*** Begin section ***
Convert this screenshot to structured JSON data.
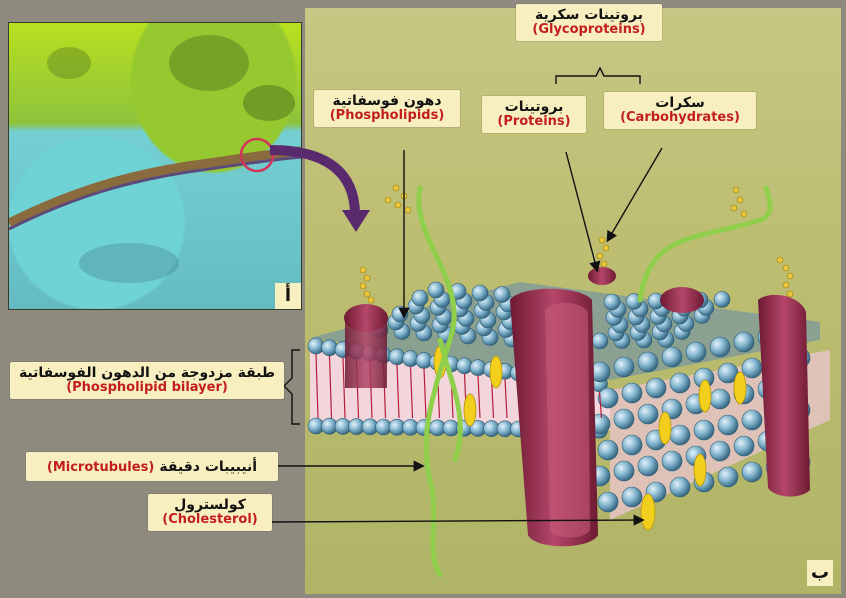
{
  "panels": {
    "a_marker": "أ",
    "b_marker": "ب"
  },
  "labels": {
    "glycoproteins": {
      "ar": "بروتينات سكرية",
      "en": "(Glycoproteins)"
    },
    "phospholipids": {
      "ar": "دهون فوسفاتية",
      "en": "(Phospholipids)"
    },
    "proteins": {
      "ar": "بروتينات",
      "en": "(Proteins)"
    },
    "carbohydrates": {
      "ar": "سكرات",
      "en": "(Carbohydrates)"
    },
    "bilayer": {
      "ar": "طبقة مزدوجة من الدهون الفوسفاتية",
      "en": "(Phospholipid bilayer)"
    },
    "microtubules": {
      "ar": "أنيبيبات دقيقة",
      "en": "(Microtubules)"
    },
    "cholesterol": {
      "ar": "كولسترول",
      "en": "(Cholesterol)"
    }
  },
  "colors": {
    "phosphate_head": "#7fb2cc",
    "protein": "#9b2d4c",
    "cholesterol": "#f3cf1d",
    "microtubule": "#8fcf4c",
    "label_bg": "#f8efc0",
    "english_text": "#c31e1e"
  }
}
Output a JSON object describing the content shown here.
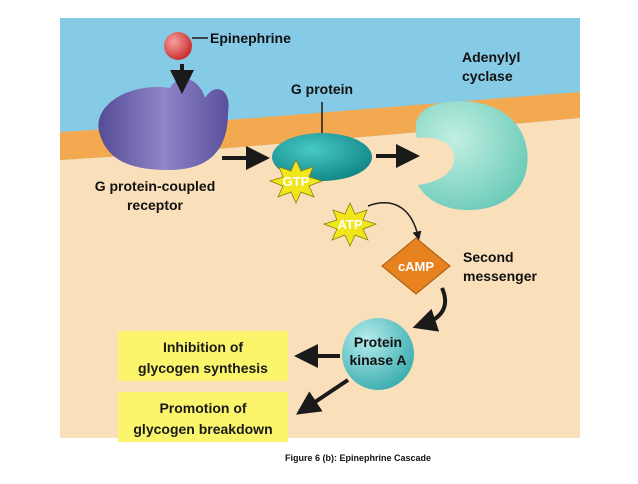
{
  "labels": {
    "epinephrine": "Epinephrine",
    "g_protein": "G protein",
    "adenylyl_cyclase_line1": "Adenylyl",
    "adenylyl_cyclase_line2": "cyclase",
    "receptor_line1": "G protein-coupled",
    "receptor_line2": "receptor",
    "gtp": "GTP",
    "atp": "ATP",
    "camp": "cAMP",
    "second_messenger_line1": "Second",
    "second_messenger_line2": "messenger",
    "protein_kinase_line1": "Protein",
    "protein_kinase_line2": "kinase A"
  },
  "outcomes": [
    {
      "line1": "Inhibition of",
      "line2": "glycogen synthesis"
    },
    {
      "line1": "Promotion of",
      "line2": "glycogen breakdown"
    }
  ],
  "caption": "Figure 6 (b): Epinephrine Cascade",
  "colors": {
    "extracellular": "#86cbe6",
    "membrane": "#f3a94f",
    "cytoplasm": "#f9dfba",
    "receptor": "#7f74b7",
    "g_protein": "#139c9c",
    "adenylyl_cyclase": "#8fdcc9",
    "burst": "#f1e51b",
    "camp": "#e8821f",
    "kinase": "#4fc0c0",
    "outcome_box": "#fbf56b",
    "arrow": "#1a1a1a"
  }
}
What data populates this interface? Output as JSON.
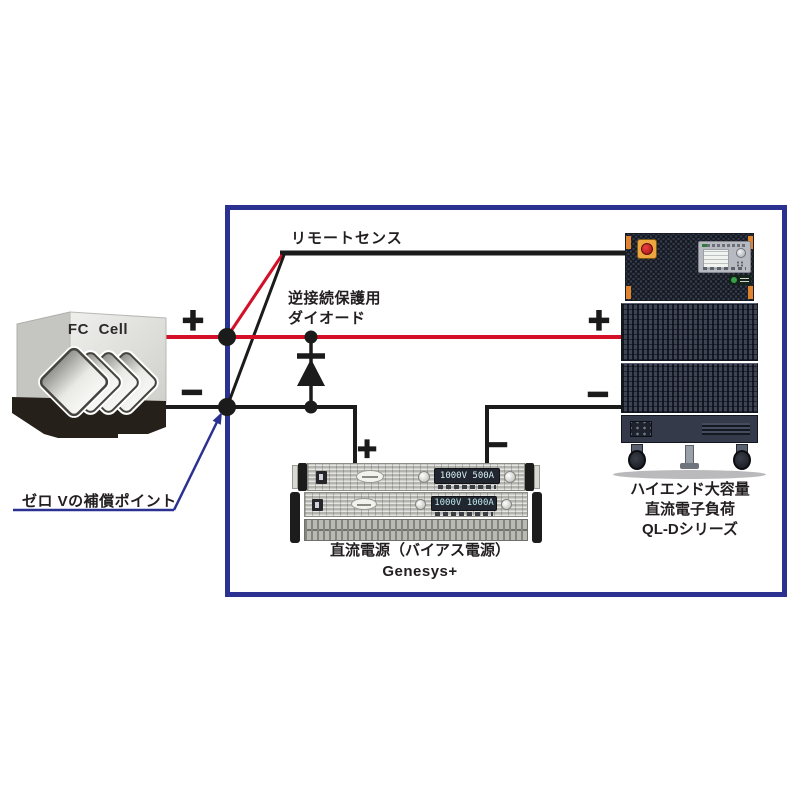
{
  "diagram": {
    "labels": {
      "remote_sense": "リモートセンス",
      "diode_line1": "逆接続保護用",
      "diode_line2": "ダイオード",
      "zero_v": "ゼロ Vの補償ポイント",
      "fc_cell": "FC Cell",
      "load_line1": "ハイエンド大容量",
      "load_line2": "直流電子負荷",
      "load_line3": "QL-Dシリーズ",
      "psu_line1": "直流電源（バイアス電源）",
      "psu_line2": "Genesys+"
    },
    "signs": {
      "plus": "+",
      "minus": "−"
    },
    "psu": {
      "display_top": "1000V 500A",
      "display_bottom": "1000V 1000A"
    },
    "colors": {
      "boundary_blue": "#2b3191",
      "wire_red": "#d31027",
      "wire_black": "#1b1b1b",
      "load_body": "#3d4455",
      "accent_orange": "#e08430"
    }
  }
}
*** End section ***
_What the task requires_
What is wanted is the listing, written out exactly, with each picture removed.

_Task response_
Convert this screenshot to structured JSON data.
{
  "panels": {
    "a_marker": "أ",
    "b_marker": "ب"
  },
  "labels": {
    "glycoproteins": {
      "ar": "بروتينات سكرية",
      "en": "(Glycoproteins)"
    },
    "phospholipids": {
      "ar": "دهون فوسفاتية",
      "en": "(Phospholipids)"
    },
    "proteins": {
      "ar": "بروتينات",
      "en": "(Proteins)"
    },
    "carbohydrates": {
      "ar": "سكرات",
      "en": "(Carbohydrates)"
    },
    "bilayer": {
      "ar": "طبقة مزدوجة من الدهون الفوسفاتية",
      "en": "(Phospholipid bilayer)"
    },
    "microtubules": {
      "ar": "أنيبيبات دقيقة",
      "en": "(Microtubules)"
    },
    "cholesterol": {
      "ar": "كولسترول",
      "en": "(Cholesterol)"
    }
  },
  "colors": {
    "phosphate_head": "#7fb2cc",
    "protein": "#9b2d4c",
    "cholesterol": "#f3cf1d",
    "microtubule": "#8fcf4c",
    "label_bg": "#f8efc0",
    "english_text": "#c31e1e"
  }
}
Output a JSON object describing the content shown here.
{
  "labels": {
    "epinephrine": "Epinephrine",
    "g_protein": "G protein",
    "adenylyl_cyclase_line1": "Adenylyl",
    "adenylyl_cyclase_line2": "cyclase",
    "receptor_line1": "G protein-coupled",
    "receptor_line2": "receptor",
    "gtp": "GTP",
    "atp": "ATP",
    "camp": "cAMP",
    "second_messenger_line1": "Second",
    "second_messenger_line2": "messenger",
    "protein_kinase_line1": "Protein",
    "protein_kinase_line2": "kinase A"
  },
  "outcomes": [
    {
      "line1": "Inhibition of",
      "line2": "glycogen synthesis"
    },
    {
      "line1": "Promotion of",
      "line2": "glycogen breakdown"
    }
  ],
  "caption": "Figure 6 (b): Epinephrine Cascade",
  "colors": {
    "extracellular": "#86cbe6",
    "membrane": "#f3a94f",
    "cytoplasm": "#f9dfba",
    "receptor": "#7f74b7",
    "g_protein": "#139c9c",
    "adenylyl_cyclase": "#8fdcc9",
    "burst": "#f1e51b",
    "camp": "#e8821f",
    "kinase": "#4fc0c0",
    "outcome_box": "#fbf56b",
    "arrow": "#1a1a1a"
  }
}
What data populates this interface? Output as JSON.
{
  "diagram": {
    "labels": {
      "remote_sense": "リモートセンス",
      "diode_line1": "逆接続保護用",
      "diode_line2": "ダイオード",
      "zero_v": "ゼロ Vの補償ポイント",
      "fc_cell": "FC Cell",
      "load_line1": "ハイエンド大容量",
      "load_line2": "直流電子負荷",
      "load_line3": "QL-Dシリーズ",
      "psu_line1": "直流電源（バイアス電源）",
      "psu_line2": "Genesys+"
    },
    "signs": {
      "plus": "+",
      "minus": "−"
    },
    "psu": {
      "display_top": "1000V 500A",
      "display_bottom": "1000V 1000A"
    },
    "colors": {
      "boundary_blue": "#2b3191",
      "wire_red": "#d31027",
      "wire_black": "#1b1b1b",
      "load_body": "#3d4455",
      "accent_orange": "#e08430"
    }
  }
}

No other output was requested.